> **Problem requirements**: Copy every line with the string "уехать" in it.

== Record set ==

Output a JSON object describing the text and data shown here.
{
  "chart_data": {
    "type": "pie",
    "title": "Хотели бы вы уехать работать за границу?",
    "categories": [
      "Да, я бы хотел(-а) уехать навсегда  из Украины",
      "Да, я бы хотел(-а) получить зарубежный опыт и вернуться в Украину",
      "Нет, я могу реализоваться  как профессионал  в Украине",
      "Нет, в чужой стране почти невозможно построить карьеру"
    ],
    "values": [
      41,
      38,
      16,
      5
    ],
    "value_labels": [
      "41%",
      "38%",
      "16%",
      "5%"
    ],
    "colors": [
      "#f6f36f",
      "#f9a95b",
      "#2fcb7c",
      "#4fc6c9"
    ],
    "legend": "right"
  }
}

===

> **Output below**:
    "title": "Хотели бы вы уехать работать за границу?",
      "Да, я бы хотел(-а) уехать навсегда  из Украины",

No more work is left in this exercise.